Short problem: Reproduce the material below word for word, from its first line through the line holding "contour-label: 0.8 bbox=[507, 65, 531, 95]", both included.

━━━

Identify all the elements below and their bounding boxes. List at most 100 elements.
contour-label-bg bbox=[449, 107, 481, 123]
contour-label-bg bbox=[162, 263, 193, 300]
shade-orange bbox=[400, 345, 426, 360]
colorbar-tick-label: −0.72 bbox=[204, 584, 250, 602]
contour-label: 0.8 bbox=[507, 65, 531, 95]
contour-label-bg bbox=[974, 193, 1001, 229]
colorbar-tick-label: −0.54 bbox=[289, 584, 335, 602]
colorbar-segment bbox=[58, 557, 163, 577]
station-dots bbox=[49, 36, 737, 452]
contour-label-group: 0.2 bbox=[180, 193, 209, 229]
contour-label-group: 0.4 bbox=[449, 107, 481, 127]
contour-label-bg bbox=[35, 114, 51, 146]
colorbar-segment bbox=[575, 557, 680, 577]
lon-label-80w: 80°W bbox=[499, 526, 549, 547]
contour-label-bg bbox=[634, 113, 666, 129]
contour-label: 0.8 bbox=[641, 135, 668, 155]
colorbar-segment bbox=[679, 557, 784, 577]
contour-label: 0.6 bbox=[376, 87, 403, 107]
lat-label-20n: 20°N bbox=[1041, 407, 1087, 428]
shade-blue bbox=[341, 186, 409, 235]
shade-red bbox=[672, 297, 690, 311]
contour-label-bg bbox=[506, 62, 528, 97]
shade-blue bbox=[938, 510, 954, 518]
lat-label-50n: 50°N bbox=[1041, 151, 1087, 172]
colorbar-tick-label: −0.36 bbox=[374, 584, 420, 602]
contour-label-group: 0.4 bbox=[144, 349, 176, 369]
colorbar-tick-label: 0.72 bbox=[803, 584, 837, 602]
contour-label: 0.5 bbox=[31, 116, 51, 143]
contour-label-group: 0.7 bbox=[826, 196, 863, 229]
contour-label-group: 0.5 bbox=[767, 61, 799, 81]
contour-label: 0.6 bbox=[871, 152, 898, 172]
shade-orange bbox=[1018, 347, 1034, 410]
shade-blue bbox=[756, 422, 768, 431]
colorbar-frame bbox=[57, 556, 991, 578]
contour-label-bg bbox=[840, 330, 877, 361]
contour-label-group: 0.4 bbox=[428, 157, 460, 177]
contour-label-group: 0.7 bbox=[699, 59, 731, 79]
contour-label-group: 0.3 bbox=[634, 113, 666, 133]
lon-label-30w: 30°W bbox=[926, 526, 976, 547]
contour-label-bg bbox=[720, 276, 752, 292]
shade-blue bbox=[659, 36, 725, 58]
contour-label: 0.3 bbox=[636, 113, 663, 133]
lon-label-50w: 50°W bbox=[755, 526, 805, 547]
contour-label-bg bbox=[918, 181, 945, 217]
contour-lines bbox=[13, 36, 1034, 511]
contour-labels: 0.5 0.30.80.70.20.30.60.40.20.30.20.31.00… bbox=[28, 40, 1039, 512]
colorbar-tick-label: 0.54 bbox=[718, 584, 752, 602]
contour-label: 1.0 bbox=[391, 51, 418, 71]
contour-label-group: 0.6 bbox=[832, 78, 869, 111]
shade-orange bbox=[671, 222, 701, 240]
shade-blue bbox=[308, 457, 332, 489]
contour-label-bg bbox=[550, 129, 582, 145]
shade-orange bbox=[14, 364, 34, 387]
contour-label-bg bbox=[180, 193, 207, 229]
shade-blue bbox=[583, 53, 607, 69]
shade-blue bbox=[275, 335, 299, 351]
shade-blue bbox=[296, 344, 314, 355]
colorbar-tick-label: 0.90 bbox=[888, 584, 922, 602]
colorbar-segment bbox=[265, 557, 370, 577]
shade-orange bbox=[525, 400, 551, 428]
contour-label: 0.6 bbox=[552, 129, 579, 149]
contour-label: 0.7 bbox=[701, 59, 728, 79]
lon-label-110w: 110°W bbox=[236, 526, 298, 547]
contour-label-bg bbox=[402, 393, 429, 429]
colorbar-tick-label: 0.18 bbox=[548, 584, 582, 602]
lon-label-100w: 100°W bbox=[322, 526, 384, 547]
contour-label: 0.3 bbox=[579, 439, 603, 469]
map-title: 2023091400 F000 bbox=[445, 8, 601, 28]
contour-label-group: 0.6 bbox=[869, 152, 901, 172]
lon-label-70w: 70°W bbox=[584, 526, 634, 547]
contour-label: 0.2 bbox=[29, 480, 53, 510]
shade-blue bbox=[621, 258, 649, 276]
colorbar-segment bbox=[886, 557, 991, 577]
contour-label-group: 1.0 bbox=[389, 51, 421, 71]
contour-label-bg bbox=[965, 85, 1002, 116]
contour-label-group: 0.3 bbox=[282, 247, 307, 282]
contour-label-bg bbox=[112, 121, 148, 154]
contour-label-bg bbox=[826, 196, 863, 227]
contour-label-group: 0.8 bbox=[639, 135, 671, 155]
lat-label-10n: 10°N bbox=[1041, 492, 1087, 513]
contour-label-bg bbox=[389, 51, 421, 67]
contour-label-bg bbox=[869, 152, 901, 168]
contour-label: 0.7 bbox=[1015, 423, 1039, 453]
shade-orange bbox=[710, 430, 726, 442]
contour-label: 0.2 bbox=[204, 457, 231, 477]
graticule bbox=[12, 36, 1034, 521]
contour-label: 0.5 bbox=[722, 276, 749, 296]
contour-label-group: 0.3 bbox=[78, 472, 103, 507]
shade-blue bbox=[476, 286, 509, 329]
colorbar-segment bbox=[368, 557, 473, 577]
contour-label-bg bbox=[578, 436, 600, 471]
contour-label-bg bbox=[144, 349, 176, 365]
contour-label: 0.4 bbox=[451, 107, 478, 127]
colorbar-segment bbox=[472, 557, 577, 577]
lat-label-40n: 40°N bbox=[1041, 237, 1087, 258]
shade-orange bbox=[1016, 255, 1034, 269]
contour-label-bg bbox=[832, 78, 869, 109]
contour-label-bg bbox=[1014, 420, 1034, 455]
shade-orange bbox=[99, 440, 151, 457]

━━━

Written solution:
Identify all the elements below and their bounding boxes. List at most 100 elements.
contour-label-bg bbox=[449, 107, 481, 123]
contour-label-bg bbox=[162, 263, 193, 300]
shade-orange bbox=[400, 345, 426, 360]
colorbar-tick-label: −0.72 bbox=[204, 584, 250, 602]
contour-label: 0.8 bbox=[507, 65, 531, 95]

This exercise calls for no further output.